# Requirement
Wherever the string "Korea" occurs in a line of these records, report that line.

[Data for processing start]

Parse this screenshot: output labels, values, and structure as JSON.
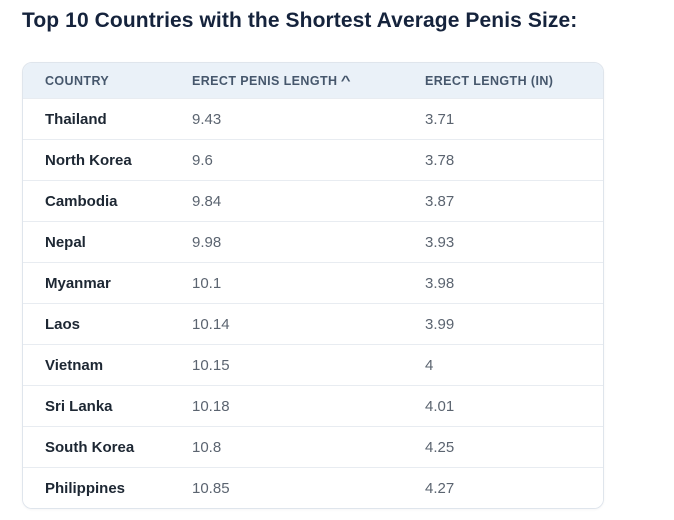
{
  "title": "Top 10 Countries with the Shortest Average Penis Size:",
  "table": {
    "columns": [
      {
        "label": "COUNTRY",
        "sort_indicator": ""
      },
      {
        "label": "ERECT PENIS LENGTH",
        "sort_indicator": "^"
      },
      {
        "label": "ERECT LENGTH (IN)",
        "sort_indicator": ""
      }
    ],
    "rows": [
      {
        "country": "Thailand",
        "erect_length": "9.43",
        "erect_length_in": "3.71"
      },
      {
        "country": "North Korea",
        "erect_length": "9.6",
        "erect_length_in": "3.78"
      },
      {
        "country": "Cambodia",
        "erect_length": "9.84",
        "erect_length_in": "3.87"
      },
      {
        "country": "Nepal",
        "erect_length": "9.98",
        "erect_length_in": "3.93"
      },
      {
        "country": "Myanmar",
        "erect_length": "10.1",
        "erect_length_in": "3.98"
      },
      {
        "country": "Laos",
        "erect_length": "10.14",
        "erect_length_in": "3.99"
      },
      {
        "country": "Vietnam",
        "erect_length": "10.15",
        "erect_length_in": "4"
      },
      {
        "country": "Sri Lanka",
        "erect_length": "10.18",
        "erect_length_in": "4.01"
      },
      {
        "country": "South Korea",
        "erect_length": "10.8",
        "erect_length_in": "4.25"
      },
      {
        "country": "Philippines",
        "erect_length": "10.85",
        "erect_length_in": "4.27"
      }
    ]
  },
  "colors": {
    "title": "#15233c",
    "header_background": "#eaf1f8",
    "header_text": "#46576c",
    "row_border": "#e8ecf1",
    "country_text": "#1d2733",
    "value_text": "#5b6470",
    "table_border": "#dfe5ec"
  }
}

[Data for processing end]

# Written answer
        "country": "North Korea",
        "country": "South Korea",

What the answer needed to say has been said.